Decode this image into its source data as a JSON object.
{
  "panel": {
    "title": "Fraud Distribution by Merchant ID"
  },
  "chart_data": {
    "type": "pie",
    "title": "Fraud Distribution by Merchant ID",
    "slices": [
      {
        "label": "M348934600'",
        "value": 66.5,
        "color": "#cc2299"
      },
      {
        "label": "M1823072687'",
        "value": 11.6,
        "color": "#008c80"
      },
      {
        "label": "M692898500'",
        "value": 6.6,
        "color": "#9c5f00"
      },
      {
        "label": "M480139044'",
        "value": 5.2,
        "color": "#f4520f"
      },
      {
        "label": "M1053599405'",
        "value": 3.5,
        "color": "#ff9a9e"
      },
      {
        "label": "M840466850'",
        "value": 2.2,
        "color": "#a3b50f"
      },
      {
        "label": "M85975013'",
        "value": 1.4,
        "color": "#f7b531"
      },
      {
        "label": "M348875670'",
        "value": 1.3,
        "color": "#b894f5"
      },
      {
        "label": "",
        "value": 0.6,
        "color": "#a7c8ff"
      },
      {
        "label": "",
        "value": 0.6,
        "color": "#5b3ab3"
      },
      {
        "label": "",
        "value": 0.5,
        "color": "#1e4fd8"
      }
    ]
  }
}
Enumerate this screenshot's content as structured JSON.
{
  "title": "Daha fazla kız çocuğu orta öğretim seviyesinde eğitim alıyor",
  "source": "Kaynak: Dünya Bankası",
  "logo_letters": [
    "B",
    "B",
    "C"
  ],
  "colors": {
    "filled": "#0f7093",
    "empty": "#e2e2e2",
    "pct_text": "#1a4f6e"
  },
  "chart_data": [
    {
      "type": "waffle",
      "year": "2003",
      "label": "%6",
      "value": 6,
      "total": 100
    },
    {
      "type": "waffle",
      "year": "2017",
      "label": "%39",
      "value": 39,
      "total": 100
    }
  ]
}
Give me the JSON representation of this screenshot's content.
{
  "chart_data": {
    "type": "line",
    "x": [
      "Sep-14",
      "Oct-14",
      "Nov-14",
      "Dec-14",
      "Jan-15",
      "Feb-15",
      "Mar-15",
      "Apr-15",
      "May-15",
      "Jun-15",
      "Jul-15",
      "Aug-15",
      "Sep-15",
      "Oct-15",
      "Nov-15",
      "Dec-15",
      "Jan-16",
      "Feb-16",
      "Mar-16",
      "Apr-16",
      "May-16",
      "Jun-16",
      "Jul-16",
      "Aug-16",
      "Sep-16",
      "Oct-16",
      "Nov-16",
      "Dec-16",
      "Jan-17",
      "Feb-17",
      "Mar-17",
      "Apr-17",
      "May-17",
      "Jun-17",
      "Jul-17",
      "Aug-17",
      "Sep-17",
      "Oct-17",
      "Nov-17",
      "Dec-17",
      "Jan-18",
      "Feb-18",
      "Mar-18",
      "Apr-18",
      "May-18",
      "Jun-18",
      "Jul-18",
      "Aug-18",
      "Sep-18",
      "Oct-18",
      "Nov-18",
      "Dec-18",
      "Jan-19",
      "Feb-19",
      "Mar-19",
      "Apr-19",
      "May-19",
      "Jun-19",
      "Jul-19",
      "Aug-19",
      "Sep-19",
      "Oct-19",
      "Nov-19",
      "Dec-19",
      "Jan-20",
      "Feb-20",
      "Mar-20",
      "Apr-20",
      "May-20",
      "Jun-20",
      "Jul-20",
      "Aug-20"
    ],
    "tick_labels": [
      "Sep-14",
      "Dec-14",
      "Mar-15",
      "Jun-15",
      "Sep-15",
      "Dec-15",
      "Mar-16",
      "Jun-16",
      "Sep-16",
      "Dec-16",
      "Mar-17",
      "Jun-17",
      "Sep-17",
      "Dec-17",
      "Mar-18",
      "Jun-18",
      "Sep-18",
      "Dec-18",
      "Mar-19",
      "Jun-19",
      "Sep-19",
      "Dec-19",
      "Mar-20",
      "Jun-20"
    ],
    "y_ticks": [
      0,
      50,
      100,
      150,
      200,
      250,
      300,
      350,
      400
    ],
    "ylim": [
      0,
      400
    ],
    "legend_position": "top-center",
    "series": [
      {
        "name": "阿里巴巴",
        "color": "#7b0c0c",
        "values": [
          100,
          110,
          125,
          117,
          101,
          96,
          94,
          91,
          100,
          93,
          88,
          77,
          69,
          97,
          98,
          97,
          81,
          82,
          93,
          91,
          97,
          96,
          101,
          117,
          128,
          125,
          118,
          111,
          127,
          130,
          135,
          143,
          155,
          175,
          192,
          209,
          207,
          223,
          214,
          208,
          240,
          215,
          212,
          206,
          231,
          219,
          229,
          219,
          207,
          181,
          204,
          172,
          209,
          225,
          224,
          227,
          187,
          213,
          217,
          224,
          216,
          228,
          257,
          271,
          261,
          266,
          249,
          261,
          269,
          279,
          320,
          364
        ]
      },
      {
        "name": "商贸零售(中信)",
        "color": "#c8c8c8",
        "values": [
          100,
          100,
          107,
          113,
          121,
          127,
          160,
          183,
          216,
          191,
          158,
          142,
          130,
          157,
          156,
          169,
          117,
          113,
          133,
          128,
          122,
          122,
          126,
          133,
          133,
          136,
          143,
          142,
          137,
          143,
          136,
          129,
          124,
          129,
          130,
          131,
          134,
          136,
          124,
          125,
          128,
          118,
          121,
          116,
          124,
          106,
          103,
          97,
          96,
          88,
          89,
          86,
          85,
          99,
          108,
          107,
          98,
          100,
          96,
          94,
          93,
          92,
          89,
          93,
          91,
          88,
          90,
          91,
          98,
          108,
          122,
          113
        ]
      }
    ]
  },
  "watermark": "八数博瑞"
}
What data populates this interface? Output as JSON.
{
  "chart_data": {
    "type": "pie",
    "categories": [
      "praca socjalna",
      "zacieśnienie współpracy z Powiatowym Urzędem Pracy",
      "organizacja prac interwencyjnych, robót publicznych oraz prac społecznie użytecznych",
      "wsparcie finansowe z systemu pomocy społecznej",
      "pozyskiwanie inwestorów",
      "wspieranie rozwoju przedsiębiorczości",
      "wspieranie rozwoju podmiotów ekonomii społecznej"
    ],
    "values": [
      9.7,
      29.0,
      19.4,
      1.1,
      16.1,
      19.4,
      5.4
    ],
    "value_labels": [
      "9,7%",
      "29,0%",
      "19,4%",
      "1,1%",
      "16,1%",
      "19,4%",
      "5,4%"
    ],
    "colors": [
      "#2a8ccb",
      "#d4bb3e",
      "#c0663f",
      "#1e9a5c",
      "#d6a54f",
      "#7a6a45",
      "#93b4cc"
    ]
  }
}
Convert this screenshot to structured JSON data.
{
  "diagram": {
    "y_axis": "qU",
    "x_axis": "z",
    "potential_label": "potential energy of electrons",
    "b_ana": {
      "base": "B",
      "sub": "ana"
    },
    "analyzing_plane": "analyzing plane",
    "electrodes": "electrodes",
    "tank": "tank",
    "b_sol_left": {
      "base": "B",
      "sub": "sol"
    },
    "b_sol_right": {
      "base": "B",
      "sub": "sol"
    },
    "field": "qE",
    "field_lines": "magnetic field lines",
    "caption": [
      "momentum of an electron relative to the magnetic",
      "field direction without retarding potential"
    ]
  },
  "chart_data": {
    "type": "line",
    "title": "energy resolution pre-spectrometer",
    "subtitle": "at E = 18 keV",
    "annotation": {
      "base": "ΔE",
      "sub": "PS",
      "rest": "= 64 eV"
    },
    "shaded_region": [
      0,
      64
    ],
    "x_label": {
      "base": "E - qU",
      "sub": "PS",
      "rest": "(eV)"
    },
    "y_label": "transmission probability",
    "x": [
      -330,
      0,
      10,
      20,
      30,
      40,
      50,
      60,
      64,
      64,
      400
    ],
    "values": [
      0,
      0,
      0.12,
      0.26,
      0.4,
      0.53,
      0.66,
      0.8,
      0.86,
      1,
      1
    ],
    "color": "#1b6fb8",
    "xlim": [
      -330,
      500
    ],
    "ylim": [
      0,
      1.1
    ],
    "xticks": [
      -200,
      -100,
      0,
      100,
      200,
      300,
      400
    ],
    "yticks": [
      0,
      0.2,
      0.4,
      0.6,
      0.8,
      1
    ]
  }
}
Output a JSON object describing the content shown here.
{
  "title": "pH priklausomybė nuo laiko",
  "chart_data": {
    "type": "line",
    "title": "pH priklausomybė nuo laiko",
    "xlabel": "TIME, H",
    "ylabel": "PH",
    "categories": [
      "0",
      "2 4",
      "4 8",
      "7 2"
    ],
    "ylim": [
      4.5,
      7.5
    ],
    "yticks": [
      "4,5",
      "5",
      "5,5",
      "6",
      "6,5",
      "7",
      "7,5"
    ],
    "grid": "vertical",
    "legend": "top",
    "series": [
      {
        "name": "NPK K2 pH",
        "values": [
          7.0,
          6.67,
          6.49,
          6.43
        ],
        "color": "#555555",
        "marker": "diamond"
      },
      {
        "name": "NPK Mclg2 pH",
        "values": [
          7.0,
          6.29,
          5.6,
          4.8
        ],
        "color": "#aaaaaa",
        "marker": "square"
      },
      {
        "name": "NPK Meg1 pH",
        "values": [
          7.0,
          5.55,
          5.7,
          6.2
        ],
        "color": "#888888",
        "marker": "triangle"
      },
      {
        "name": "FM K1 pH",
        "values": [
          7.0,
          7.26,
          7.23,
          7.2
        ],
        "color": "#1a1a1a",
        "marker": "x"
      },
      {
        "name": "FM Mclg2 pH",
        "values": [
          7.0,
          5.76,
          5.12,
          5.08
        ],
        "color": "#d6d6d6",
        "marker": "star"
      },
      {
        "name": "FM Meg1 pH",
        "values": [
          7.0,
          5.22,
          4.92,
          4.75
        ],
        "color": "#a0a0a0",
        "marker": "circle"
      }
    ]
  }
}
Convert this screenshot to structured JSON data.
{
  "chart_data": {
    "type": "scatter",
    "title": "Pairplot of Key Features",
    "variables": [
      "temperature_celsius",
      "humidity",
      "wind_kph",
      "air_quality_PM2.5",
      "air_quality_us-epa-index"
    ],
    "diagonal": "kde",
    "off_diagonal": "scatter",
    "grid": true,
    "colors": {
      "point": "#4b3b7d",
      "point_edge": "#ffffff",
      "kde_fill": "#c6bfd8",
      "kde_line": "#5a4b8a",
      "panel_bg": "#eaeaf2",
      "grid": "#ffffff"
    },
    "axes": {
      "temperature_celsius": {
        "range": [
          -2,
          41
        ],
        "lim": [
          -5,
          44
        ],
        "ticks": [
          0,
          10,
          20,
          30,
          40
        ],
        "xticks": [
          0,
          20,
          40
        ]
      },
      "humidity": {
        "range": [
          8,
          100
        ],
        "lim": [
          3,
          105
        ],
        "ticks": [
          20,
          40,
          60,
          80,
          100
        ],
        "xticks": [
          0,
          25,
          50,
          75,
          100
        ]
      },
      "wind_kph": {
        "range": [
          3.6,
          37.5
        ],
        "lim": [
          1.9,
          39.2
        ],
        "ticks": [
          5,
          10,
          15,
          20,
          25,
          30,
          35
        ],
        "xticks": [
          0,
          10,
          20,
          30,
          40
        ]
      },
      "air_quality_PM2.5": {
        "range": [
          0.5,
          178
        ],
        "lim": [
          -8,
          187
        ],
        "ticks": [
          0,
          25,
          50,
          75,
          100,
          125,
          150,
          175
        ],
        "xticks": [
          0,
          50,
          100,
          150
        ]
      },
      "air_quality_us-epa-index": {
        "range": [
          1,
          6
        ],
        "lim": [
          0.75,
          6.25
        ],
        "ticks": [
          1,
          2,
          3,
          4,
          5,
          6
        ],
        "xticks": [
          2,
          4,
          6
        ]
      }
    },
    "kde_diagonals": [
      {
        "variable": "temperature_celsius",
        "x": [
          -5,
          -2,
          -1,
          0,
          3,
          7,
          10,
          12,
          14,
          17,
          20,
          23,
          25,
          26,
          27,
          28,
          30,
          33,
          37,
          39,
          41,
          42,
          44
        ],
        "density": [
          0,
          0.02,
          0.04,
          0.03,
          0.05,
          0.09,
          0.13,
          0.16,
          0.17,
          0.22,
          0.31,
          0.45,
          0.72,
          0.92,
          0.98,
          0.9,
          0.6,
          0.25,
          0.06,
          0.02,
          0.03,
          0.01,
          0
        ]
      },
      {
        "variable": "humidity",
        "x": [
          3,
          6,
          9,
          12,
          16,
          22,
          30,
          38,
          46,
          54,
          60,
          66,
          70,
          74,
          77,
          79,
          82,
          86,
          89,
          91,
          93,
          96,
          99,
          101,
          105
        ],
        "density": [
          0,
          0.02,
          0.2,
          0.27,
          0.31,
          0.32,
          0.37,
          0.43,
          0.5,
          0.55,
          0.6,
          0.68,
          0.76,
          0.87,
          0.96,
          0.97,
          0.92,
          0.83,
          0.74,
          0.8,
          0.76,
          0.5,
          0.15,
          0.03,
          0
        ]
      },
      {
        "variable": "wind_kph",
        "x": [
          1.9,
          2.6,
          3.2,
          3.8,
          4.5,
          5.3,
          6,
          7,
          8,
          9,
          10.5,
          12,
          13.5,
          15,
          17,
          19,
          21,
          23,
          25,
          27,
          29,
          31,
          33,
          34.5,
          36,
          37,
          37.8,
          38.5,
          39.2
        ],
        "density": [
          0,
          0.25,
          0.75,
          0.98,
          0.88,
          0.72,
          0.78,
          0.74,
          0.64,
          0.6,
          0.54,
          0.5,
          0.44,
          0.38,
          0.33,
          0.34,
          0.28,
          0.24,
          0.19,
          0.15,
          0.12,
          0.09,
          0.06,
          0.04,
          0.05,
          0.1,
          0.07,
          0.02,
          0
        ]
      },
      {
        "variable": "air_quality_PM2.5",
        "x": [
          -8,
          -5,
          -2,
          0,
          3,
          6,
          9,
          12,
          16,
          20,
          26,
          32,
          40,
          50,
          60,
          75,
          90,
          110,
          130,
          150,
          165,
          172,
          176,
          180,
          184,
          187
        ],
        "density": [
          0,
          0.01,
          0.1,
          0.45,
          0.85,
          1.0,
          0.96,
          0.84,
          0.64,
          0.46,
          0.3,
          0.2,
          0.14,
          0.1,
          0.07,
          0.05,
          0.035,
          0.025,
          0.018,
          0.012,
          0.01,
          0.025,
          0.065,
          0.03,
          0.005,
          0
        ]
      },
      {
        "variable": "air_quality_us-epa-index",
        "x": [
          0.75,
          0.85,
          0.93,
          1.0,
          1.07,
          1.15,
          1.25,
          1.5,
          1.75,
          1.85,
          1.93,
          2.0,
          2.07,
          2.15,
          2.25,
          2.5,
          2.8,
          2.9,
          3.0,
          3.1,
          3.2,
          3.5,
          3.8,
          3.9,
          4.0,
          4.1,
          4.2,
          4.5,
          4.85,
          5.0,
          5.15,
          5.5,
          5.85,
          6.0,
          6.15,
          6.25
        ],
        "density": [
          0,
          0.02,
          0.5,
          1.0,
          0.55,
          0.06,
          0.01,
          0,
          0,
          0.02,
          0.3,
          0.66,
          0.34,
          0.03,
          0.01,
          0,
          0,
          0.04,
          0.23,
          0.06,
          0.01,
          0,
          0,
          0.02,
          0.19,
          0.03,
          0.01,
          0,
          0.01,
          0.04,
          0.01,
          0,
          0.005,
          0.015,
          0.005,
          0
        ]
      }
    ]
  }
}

################

= Written task =
Pick each line holding the word "energy" out of the listing.

= Worked answer =
    "potential_label": "potential energy of electrons",
    "title": "energy resolution pre-spectrometer",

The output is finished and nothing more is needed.